Put the stretch from the start of the material through the line that contains "The means for" into a Markdown table with two columns, Row for the row number and Line for the line itself. Include both ends, and skip blank lines.

Records supplied:
::::::

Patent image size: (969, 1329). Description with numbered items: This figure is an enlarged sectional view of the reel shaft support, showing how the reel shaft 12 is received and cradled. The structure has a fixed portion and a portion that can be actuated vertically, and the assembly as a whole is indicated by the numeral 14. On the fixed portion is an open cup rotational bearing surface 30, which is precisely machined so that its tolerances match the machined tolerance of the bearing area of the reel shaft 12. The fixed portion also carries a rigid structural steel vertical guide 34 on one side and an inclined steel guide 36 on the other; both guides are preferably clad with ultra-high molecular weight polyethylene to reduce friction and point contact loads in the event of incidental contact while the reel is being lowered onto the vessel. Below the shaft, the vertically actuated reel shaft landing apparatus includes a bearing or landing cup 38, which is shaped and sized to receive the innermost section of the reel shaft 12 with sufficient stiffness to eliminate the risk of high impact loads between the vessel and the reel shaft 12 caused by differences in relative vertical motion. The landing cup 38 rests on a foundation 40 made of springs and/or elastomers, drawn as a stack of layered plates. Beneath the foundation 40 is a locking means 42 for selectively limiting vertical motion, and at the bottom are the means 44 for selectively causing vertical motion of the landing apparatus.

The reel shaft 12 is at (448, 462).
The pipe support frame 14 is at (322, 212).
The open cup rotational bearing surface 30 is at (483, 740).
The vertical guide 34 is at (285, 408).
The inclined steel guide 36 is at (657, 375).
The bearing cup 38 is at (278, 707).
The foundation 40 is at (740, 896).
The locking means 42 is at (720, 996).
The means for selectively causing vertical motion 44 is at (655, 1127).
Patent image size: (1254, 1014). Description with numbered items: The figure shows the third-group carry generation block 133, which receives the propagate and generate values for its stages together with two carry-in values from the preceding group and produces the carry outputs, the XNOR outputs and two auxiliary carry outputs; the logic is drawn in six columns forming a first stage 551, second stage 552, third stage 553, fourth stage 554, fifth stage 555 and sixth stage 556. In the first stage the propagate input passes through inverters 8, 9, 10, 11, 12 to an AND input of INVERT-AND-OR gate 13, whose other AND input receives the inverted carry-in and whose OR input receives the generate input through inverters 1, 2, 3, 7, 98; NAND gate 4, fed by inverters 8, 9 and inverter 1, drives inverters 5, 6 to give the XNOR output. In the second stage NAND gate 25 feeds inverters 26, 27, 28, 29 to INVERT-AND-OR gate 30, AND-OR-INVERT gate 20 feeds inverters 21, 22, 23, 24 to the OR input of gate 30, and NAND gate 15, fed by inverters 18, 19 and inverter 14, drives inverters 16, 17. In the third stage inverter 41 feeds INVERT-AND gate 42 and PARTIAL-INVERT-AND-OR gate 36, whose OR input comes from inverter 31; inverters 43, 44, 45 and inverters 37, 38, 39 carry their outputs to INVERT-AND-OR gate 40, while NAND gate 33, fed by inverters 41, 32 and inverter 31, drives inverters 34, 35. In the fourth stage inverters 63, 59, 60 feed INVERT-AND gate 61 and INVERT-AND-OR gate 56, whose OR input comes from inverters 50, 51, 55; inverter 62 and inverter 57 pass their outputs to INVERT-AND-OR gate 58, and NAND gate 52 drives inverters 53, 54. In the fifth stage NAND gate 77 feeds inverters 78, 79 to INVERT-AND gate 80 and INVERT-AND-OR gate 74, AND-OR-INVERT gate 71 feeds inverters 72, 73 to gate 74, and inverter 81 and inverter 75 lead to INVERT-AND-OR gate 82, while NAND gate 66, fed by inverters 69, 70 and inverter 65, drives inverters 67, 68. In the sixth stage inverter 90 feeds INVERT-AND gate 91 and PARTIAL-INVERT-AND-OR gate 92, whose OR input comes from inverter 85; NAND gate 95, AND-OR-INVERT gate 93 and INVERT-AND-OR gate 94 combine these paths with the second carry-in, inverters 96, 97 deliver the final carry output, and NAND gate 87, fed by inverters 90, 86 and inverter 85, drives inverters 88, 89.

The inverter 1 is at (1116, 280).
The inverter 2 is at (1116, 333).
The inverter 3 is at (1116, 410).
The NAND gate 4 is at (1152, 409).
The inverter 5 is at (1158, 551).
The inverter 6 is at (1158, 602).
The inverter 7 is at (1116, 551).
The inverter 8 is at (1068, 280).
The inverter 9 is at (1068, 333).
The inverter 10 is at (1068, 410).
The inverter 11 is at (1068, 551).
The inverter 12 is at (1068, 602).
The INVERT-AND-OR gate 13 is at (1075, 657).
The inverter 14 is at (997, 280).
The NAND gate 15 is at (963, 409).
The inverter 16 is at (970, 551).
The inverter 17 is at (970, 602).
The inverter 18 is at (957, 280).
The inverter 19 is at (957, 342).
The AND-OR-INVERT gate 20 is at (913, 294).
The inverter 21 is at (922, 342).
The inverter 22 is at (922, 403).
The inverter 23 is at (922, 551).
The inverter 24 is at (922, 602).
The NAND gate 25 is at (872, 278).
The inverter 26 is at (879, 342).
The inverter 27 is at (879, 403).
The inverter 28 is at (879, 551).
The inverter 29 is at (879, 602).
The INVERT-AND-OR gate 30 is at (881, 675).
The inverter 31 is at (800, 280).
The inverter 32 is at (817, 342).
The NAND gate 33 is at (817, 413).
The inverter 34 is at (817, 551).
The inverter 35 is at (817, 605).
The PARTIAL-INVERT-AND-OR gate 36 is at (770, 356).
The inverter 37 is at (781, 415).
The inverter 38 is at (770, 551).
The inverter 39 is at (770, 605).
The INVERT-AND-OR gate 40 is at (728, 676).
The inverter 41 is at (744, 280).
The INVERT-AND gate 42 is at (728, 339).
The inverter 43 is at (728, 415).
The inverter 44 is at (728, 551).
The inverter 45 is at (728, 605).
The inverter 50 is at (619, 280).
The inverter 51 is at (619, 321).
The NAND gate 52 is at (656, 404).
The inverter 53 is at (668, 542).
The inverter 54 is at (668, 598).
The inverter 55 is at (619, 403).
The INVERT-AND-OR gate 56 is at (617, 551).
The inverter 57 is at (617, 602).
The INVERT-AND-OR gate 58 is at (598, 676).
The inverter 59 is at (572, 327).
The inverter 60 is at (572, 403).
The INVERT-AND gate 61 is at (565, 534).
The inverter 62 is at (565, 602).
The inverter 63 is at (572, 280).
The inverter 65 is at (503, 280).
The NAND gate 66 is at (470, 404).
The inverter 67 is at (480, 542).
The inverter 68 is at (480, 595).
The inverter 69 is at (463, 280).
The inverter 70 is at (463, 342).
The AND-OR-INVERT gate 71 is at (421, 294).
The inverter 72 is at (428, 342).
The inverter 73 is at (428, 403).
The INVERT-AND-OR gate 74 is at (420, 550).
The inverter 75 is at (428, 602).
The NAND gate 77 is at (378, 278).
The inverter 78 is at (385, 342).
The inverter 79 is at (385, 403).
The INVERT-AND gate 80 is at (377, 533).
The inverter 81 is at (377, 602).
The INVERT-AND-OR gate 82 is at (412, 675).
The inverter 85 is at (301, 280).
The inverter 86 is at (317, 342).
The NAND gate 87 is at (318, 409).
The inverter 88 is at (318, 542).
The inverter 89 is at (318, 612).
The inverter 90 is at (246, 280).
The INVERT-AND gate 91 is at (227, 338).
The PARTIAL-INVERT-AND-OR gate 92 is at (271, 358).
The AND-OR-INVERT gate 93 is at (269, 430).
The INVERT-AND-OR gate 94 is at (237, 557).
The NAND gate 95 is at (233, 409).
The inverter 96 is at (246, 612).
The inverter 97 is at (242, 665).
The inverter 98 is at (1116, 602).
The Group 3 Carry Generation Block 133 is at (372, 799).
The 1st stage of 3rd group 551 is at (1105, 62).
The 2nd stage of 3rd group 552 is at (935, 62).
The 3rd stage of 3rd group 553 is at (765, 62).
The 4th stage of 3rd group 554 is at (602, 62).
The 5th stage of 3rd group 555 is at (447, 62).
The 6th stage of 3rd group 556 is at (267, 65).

::::::

Exercise answer:
| Row | Line |
|---|---|
| 1 | Patent image size: (969, 1329). Description with numbered items: This figure is an enlarged sectional view of the reel shaft support, showing how the reel shaft 12 is received and cradled. The structure has a fixed portion and a portion that can be actuated vertically, and the assembly as a whole is indicated by the numeral 14. On the fixed portion is an open cup rotational bearing surface 30, which is precisely machined so that its tolerances match the machined tolerance of the bearing area of the reel shaft 12. The fixed portion also carries a rigid structural steel vertical guide 34 on one side and an inclined steel guide 36 on the other; both guides are preferably clad with ultra-high molecular weight polyethylene to reduce friction and point contact loads in the event of incidental contact while the reel is being lowered onto the vessel. Below the shaft, the vertically actuated reel shaft landing apparatus includes a bearing or landing cup 38, which is shaped and sized to receive the innermost section of the reel shaft 12 with sufficient stiffness to eliminate the risk of high impact loads between the vessel and the reel shaft 12 caused by differences in relative vertical motion. The landing cup 38 rests on a foundation 40 made of springs and/or elastomers, drawn as a stack of layered plates. Beneath the foundation 40 is a locking means 42 for selectively limiting vertical motion, and at the bottom are the means 44 for selectively causing vertical motion of the landing apparatus. |
| 2 | The reel shaft 12 is at (448, 462). |
| 3 | The pipe support frame 14 is at (322, 212). |
| 4 | The open cup rotational bearing surface 30 is at (483, 740). |
| 5 | The vertical guide 34 is at (285, 408). |
| 6 | The inclined steel guide 36 is at (657, 375). |
| 7 | The bearing cup 38 is at (278, 707). |
| 8 | The foundation 40 is at (740, 896). |
| 9 | The locking means 42 is at (720, 996). |
| 10 | The means for selectively causing vertical motion 44 is at (655, 1127). |